Source material START

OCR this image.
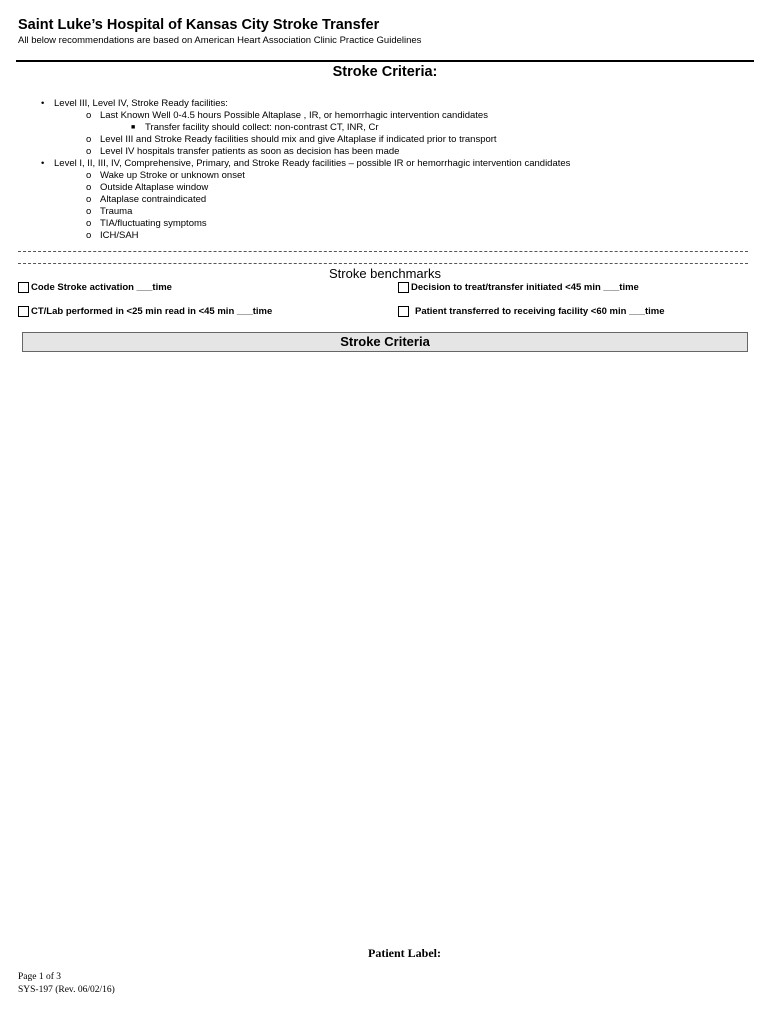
Saint Luke’s Hospital of Kansas City Stroke Transfer
All below recommendations are based on American Heart Association Clinic Practice Guidelines
Stroke Criteria:
• Level III, Level IV, Stroke Ready facilities:
o Last Known Well 0-4.5 hours Possible Altaplase , IR, or hemorrhagic intervention candidates
■ Transfer facility should collect: non-contrast CT, INR, Cr
o Level III and Stroke Ready facilities should mix and give Altaplase if indicated prior to transport
o Level IV hospitals transfer patients as soon as decision has been made
• Level I, II, III, IV, Comprehensive, Primary, and Stroke Ready facilities – possible IR or hemorrhagic intervention candidates
o Wake up Stroke or unknown onset
o Outside Altaplase window
o Altaplase contraindicated
o Trauma
o TIA/fluctuating symptoms
o ICH/SAH
Stroke benchmarks
Code Stroke activation ___time	Decision to treat/transfer initiated <45 min ___time
CT/Lab performed in <25 min read in <45 min ___time	Patient transferred to receiving facility <60 min ___time
Stroke Criteria
Patient Label:
Page 1 of 3
SYS-197 (Rev. 06/02/16)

Source material END

__Prompt__: Each line holding "hemorrhagic" in the records should be copied out.

__Answer section__:
o Last Known Well 0-4.5 hours Possible Altaplase , IR, or hemorrhagic intervention candidates
• Level I, II, III, IV, Comprehensive, Primary, and Stroke Ready facilities – possible IR or hemorrhagic intervention candidates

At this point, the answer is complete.